╭─ DATA EXTRACT

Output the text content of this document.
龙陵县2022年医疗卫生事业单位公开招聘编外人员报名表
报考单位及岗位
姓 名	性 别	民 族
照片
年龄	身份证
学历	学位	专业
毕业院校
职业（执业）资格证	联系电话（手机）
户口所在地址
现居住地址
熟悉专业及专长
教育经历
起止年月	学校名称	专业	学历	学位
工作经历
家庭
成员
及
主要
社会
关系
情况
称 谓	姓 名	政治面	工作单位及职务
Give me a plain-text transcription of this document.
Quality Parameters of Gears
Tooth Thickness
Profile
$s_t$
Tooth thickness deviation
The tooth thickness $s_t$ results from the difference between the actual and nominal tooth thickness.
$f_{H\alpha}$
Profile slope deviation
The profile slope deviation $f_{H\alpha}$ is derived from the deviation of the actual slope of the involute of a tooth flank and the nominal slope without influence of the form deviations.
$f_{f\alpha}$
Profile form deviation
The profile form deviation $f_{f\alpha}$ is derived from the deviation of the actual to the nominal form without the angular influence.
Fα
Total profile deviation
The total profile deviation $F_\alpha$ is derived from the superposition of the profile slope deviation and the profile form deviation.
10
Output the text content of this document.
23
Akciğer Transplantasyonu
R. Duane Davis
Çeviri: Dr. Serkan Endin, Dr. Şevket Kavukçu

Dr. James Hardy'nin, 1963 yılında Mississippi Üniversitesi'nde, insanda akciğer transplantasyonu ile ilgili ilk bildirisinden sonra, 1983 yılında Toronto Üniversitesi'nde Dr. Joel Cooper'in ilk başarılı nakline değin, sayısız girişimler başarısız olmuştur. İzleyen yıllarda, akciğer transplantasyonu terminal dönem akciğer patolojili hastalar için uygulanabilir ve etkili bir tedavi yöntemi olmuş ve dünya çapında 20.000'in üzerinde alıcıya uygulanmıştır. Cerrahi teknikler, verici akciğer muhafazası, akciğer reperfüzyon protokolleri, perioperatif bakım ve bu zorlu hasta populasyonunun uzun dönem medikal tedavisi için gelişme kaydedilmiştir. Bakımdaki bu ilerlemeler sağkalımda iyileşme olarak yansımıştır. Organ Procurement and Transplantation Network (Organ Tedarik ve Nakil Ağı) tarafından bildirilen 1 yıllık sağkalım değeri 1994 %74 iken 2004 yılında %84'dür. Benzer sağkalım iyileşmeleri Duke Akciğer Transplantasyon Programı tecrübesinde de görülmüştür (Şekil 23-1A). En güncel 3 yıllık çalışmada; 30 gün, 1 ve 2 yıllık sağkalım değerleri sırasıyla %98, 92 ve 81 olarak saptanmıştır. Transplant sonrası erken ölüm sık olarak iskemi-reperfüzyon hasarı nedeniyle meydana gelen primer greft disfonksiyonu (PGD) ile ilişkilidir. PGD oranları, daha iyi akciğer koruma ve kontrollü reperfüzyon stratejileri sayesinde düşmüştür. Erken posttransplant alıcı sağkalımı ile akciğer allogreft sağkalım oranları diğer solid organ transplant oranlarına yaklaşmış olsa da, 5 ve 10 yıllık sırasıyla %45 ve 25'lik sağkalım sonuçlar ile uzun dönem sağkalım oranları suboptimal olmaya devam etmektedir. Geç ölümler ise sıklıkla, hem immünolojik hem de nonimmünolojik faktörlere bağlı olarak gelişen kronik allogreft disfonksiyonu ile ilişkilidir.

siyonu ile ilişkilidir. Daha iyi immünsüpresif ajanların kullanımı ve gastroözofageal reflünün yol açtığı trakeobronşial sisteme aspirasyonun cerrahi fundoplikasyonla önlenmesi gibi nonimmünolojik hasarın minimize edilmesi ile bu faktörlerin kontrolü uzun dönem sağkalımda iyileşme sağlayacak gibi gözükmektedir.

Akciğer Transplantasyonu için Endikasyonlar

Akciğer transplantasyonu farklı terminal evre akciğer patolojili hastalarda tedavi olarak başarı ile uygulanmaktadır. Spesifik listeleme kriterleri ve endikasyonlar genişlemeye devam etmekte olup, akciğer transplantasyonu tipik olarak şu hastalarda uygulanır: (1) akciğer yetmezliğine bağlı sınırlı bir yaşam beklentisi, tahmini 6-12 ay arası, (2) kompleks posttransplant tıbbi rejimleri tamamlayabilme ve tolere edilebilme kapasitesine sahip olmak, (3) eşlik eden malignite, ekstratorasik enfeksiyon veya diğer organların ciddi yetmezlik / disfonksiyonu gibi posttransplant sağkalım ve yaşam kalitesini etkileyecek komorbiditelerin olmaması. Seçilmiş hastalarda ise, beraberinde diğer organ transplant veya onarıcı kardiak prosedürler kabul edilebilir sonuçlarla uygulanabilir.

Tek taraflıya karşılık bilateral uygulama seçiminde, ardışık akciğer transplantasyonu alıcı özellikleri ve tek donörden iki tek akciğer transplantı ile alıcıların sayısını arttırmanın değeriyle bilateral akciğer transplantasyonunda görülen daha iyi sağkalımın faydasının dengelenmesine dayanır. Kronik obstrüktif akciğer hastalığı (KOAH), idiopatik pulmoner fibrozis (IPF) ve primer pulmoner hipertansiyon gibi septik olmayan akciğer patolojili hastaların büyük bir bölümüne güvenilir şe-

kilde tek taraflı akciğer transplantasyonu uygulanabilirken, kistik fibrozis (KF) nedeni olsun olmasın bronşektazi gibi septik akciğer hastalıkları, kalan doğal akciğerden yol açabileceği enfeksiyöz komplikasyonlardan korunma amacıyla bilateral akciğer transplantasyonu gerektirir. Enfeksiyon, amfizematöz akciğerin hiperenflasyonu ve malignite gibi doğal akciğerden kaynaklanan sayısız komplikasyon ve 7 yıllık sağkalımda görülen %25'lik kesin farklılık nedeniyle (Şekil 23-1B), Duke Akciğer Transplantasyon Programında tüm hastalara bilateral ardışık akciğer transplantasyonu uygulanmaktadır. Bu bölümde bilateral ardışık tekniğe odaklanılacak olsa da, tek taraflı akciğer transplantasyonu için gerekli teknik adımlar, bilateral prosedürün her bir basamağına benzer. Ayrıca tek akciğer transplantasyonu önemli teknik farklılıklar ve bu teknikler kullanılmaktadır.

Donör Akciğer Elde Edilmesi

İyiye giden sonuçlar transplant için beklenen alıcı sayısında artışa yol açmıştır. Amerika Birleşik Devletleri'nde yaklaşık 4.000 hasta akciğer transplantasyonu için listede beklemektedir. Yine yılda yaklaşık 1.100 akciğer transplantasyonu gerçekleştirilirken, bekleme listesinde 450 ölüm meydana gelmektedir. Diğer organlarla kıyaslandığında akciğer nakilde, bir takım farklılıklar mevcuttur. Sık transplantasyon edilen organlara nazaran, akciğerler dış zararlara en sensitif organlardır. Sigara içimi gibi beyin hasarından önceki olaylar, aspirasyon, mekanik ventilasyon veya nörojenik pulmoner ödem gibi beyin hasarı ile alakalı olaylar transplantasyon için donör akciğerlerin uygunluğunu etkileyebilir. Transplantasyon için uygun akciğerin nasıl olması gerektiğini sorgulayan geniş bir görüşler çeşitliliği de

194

╰─

* _TASK DESCRIPTION_: Pick out the lines above containing the word "deviation", then copy them.

* _CORRECT RESPONSE_:
Tooth thickness deviation
Profile slope deviation
The profile slope deviation $f_{H\alpha}$ is derived from the deviation of the actual slope of the involute of a tooth flank and the nominal slope without influence of the form deviations.
Profile form deviation
The profile form deviation $f_{f\alpha}$ is derived from the deviation of the actual to the nominal form without the angular influence.
Total profile deviation
The total profile deviation $F_\alpha$ is derived from the superposition of the profile slope deviation and the profile form deviation.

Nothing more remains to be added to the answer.